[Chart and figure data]
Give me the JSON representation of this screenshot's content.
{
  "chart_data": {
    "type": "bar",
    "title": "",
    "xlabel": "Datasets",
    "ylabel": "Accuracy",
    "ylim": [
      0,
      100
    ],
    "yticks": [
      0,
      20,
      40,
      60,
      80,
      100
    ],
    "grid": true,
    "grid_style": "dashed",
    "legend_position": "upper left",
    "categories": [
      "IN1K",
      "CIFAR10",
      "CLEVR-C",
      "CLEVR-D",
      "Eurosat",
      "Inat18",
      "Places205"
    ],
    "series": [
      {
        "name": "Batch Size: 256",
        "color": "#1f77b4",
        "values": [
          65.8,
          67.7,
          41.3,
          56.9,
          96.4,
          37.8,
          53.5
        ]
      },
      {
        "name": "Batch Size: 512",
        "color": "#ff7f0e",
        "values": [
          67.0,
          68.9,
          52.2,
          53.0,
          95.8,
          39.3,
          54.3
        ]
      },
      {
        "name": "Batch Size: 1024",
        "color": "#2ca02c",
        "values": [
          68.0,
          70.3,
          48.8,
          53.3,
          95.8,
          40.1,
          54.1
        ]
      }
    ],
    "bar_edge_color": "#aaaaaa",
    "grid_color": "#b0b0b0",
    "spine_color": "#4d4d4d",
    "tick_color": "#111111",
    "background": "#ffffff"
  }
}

---

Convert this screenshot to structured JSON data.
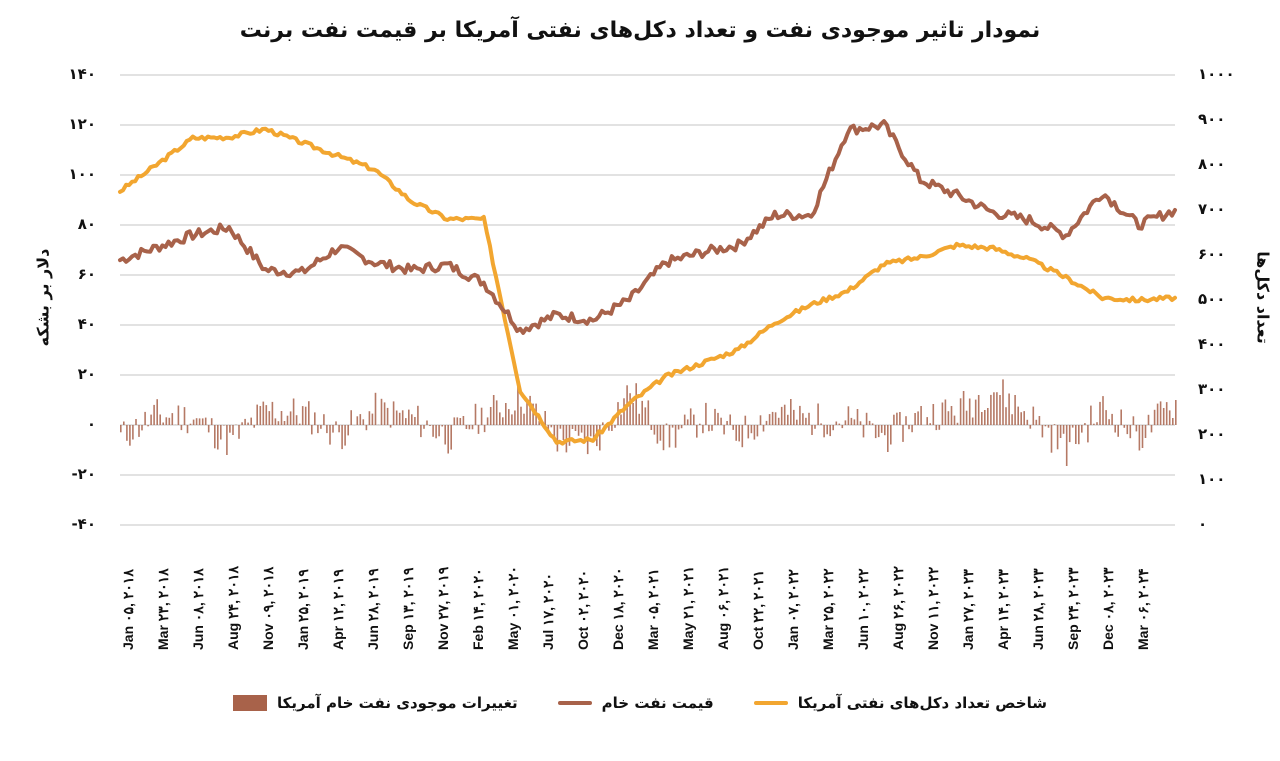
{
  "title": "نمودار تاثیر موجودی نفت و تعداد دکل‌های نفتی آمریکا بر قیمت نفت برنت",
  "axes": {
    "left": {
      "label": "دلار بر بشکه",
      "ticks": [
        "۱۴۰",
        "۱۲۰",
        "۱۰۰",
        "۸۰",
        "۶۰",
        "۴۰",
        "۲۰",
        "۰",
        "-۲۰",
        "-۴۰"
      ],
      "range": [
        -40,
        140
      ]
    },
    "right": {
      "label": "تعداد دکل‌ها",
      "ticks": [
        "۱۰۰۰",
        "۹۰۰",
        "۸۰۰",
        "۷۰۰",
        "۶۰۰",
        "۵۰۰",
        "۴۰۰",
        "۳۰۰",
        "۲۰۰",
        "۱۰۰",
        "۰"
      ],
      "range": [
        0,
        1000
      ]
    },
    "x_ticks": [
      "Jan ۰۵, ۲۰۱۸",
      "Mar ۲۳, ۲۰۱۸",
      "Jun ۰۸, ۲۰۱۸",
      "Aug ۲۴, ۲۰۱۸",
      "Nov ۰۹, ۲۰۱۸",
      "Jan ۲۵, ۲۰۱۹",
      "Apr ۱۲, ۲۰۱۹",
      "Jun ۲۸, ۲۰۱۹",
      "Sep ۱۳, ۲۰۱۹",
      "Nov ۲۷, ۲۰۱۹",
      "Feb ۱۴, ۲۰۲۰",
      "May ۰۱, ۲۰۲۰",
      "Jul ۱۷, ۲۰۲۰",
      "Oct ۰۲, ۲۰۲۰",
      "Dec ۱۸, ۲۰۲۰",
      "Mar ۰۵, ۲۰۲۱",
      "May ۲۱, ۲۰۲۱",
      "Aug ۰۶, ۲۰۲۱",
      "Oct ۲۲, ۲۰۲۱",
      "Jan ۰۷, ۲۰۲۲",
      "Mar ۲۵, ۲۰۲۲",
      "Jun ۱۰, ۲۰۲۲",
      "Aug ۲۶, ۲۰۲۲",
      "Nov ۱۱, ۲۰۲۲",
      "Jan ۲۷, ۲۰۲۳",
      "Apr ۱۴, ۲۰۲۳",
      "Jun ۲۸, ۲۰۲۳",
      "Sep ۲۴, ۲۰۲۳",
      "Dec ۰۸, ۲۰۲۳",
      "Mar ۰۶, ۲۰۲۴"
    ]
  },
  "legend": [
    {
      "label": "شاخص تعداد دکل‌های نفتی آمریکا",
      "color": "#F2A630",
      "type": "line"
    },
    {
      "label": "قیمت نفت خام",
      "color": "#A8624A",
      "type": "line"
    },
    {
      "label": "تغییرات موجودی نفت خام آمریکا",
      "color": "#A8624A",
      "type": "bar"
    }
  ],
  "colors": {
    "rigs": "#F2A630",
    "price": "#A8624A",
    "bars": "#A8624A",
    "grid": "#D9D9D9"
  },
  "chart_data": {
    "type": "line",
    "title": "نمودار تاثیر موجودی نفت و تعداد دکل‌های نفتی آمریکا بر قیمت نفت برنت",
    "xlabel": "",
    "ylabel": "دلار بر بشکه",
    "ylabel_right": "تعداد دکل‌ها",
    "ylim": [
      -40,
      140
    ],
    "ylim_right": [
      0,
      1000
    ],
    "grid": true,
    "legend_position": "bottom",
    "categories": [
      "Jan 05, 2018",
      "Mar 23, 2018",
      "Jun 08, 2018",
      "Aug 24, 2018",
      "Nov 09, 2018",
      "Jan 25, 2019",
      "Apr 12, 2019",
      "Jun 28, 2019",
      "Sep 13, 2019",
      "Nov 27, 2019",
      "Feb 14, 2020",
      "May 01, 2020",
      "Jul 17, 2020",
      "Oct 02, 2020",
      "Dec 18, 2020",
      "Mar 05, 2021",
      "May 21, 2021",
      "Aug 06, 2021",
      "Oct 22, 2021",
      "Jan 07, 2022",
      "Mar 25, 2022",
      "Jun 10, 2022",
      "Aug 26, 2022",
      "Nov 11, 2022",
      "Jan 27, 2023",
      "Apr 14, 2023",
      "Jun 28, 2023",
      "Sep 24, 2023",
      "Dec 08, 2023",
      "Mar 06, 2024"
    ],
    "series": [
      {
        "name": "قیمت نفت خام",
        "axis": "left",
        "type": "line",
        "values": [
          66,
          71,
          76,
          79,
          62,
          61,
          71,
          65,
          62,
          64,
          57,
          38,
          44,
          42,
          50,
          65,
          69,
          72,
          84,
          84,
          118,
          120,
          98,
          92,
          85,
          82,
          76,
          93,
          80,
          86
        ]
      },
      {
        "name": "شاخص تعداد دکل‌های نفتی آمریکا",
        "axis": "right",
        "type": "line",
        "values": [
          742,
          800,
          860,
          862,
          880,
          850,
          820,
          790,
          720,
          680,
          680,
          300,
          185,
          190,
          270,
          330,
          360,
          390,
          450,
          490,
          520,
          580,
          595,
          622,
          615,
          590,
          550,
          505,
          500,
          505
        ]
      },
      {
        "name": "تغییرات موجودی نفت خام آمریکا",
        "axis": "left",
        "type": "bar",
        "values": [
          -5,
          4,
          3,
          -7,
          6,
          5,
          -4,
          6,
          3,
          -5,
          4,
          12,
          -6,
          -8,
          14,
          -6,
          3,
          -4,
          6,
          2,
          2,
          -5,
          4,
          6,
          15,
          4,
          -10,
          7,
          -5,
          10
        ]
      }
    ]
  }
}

▶ **Description of the task**
State the number of lines above that hold the string "Batch", with nothing added.

▶ **Complete answer**
3